● Passage to read
◆ ◆ ◆ ◆ ◆ ◆ ◆
There is no uncertainty in the present case with respect to the subject of the dispositions, nor with respect to the identity of the primary beneficiaries of those dispositions. Any uncertainty in this case arises out of the nature and effect of the conditions attached to the dispositions.
It is settled law that a testator may attach conditions to a devise or bequest, and such conditions take effect provided they are not void for repugnancy, uncertainty, illegality or for being contrary to public policy. If the gift is accepted, the beneficiary takes it with all the benefits and burdens that are attached to that gift. See Messenger v Andrews (1828) 4 Russ 478. A condition may be a condition precedent or subsequent. A failure to fulfil a condition subsequent will result in forfeiture of the gift. See In Re Boulter, Capital and County Bank v Boulter [1922] 1 Ch 75. With respect to conditions subsequent, the following general principle, expressed in Clavering v Ellison (1859) 7 HLC 707 at 725, has application:
"Where a vested estate is to be defeated by a condition on a contingency that is to happen afterwards, that condition must be such that the Court can see from the beginning precisely and distinctly upon the happening of what event it was that the preceding vested estate was to determine."
The principle was applied in Perpetual Trustees Executors and Agency Co of Tasmania Ltd v Walker (1953) 90 CLR 270 at 279, et seq. Each will falls to be construed upon the words used by the testator or testatrix and those charged with this task might do worse than bear in mind the following passage in the judgment of Adam J in In re Ferguson deceased; Froomes v Ferguson [1957] VR 635 at 636:
"The temptation to construe one will according to the construction given by a Court to another will in terms not obviously dissimilar is always present, but in a will such as this where slight differences may well signify a different intention, it is essential to recall the oft repeated injunction, one expression of which was given by Joyce J, in Re Sandford, [1901] 1 Ch 939, at p 941: 'It has been said by the Court of Appeal that the true way to construe a will is to form an opinion apart from the decided cases, and then to see whether these decisions require any modification of that opinion; not to begin by considering how fare the will in question resembles other wills upon which decisions have been given'."
Assuming that the words "to erect buildings on it and live there paying rates and taxes, to maintain in good order occupying it, …" amount to a condition subsequent attached to the gift of the realty, it is, in my opinion, plainly void for uncertainty. The word "good" is of uncertain quality. The word "buildings" refers to more than one but is imprecise as to the exact number. The word is also imprecise in that it does not specify size, type of construction and so on. The expression "maintain in good order" involves a subjective value judgment by some unidentified person or persons and, finally, the word "occupying" is similarly uncertain as to its nature and extent. It would be impossible to determine whether, at any given point in the future, there has been a failure of the condition precedent resulting in the forfeiture of the gift. Accordingly, if the words "to erect buildings on it and live there paying rates and taxes, to maintain in good order occupying it, …" amount to a condition subsequent and not just a wish on the part of the testatrix, they fail for uncertainty.
◆ ◆ ◆ ◆ ◆ ◆ ◆
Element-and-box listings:

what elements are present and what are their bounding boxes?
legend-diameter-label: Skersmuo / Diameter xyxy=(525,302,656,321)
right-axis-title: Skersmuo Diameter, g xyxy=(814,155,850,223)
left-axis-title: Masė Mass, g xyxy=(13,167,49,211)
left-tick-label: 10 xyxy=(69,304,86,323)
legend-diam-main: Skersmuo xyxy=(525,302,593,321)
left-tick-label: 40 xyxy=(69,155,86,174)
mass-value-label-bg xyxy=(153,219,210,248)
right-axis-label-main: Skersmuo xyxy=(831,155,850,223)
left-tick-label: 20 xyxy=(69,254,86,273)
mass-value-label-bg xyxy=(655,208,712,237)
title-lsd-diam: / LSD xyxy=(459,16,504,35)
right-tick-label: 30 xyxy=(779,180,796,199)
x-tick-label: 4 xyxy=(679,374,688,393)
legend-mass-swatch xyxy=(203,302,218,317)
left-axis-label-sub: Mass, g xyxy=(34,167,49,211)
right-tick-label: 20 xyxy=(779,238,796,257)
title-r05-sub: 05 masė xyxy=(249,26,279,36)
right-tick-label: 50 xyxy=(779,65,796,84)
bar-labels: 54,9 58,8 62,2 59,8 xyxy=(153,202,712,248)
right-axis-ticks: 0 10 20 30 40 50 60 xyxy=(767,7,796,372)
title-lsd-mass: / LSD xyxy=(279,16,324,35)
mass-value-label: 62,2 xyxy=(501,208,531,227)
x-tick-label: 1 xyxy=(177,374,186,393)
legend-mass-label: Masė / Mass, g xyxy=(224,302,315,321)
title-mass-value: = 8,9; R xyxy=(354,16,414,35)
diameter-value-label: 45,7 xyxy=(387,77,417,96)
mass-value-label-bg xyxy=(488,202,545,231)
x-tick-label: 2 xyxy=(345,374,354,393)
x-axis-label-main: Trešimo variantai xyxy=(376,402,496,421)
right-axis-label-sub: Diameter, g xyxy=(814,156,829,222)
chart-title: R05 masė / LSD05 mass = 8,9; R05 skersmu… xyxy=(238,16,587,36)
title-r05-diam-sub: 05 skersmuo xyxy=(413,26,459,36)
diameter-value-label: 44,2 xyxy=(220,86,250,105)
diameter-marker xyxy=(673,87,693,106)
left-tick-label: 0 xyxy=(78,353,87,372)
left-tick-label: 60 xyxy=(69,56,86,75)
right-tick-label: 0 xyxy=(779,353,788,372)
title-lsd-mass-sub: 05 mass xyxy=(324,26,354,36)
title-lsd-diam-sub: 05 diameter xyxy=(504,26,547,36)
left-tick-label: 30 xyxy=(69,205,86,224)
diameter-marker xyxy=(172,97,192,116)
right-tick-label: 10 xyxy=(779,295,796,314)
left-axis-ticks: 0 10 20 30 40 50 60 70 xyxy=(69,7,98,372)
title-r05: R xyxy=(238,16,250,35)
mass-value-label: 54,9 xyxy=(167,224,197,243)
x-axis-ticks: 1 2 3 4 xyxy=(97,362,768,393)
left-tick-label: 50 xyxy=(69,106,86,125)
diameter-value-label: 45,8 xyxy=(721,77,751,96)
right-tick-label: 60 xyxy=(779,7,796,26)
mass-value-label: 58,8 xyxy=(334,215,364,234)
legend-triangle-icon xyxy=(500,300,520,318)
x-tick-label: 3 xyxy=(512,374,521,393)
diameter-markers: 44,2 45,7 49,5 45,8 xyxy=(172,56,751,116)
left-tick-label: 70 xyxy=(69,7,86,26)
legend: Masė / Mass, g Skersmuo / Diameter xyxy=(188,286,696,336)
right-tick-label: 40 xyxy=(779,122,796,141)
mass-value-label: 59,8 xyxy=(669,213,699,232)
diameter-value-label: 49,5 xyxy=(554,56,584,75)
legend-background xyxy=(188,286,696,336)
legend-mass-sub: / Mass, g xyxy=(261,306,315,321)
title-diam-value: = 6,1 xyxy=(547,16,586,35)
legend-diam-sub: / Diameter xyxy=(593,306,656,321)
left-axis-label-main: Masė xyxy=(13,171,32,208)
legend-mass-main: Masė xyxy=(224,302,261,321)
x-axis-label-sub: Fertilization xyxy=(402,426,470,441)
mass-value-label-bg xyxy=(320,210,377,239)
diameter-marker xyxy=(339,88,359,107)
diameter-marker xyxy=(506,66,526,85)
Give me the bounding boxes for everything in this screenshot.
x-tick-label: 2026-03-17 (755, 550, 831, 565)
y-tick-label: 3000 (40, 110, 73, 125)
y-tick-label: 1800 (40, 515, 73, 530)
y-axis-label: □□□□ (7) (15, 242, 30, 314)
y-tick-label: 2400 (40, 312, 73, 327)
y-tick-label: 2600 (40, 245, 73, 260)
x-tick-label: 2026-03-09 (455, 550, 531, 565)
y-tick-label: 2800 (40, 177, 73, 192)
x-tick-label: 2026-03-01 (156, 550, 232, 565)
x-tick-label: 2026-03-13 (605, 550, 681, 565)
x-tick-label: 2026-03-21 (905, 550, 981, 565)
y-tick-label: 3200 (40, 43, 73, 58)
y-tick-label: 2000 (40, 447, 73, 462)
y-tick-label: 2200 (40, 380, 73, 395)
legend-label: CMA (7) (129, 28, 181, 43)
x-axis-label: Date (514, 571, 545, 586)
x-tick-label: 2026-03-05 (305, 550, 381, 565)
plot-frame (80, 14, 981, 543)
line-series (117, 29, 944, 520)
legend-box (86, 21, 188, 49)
◆ ◆ ◆ ◆ ◆ ◆ ◆
● Set tasks
- 1) In the judgment excerpt on conditions in wills, why does the writer hold that the words "to erect buildings on it and live there paying rates and taxes, to maintain in good order occupying it" fail if they are a condition subsequent? Answer in one to three sentences.
- 2) Proceed with the judgment excerpt on conditions in wills from its last sentence.

● The replies
- 1) The terms are imprecise. "Good" is of uncertain quality, "buildings" does not fix the number, size or type of construction, "maintain in good order" calls for a subjective judgment by unidentified persons, and "occupying" is uncertain in nature and extent. As a result, no one could tell at any future point whether the condition had failed and the gift had been forfeited.

- 2)
That leaves the words "and upon his death is to be passed on to his family, who will pass it onto their families on these same conditions". In In re Thomas McGrath's Will (1899) 20 NSWLR (B & P) 55, Walker J said, at 57 - 58:
"That brings me to the second question. Who constituted the 'families,' declared by the testator to be the parties who are to take after his wife's death, and whether James McGrath and Michael Costelloe and their wives are members of the families of James McGrath and Michael Costelloe. In my opinion, the words 'families of James McGrath and Michael Costelloe' mean, and mean only, the children of those persons.
As was laid down by Sir George Jessel, MR, in Pigg v Clarke 3 Ch D 622 (and not laid down for the first time, but following various authorities there cited ¾ on of them being MacLeroth v Bacon 5 Ves 158 ¾ the primary meaning of the word 'family' is children. If it be intended by the testator to give the word 'family' some meaning other than its primary meaning there must be some indication of such intention shewn in the will itself."
In Re Nash [1979] Qd R 219, Hoare J said, at 220:
"Because of the differing principles which apply to the descent of real estate and personal estate there was formerly a sharp distinction in the meaning of the term 'family' depending on whether it applied to real estate or to personal estate. For example in Woods v Woods referred to in Jarman (7th ed at p 1555) it was made clear that the meaning to be applied to the term 'family' related to a bequest of personalty. Later it was held that where there is a mixed gift of realty and personalty, the primary meaning of 'family' is 'children' and indeed it would seem now that the use of the term 'family' has been recognised by the courts as being in such popular use that it will be construed as meaning 'children' even in devises of real estate if the context requires ¾ see Jarman (7th ed p 1555). The more recent cases in which the term 'family' has been interpreted are Pigg v Clarke [1876] 3 Ch D 672 and In re Makein, Decd, Makein v Makein [1955] 1 Ch 194 and Lambe v Eames [1871] LR Ch App 597."
See also The Notion of 'Family' in Law (1982) 14 UWAL Rev 416. In the circumstances of the present will, it would be perverse to construe the intention of the testatrix by the use of the word "families" as meaning anything other than the children of the primary beneficiary and, in turn, their children. Counsel did not contend to the contrary. This construction is reinforced when regard is had to par7 of the will, by which the testatrix expressly excludes the wives of the respondents from any benefit.
It follows then that if, as I have found, the expression "who will pass it on to their families on these same conditions" is a bequest to the children of Peter Stokell's children, it fails by reason of it being in breach of the rule against perpetuities. Again, no counsel contended to the contrary.
Mr Pearce's primary argument was that the clear intention of the testatrix was to create an absolute interest in favour of the respondents. He submitted that the words, "and upon his death is to be passed to his family" were:
· a mere wish or expectation on the part of the testatrix; and
· did not operate to cut down the absolute gift created by the words "to my nephew, … all my land at …".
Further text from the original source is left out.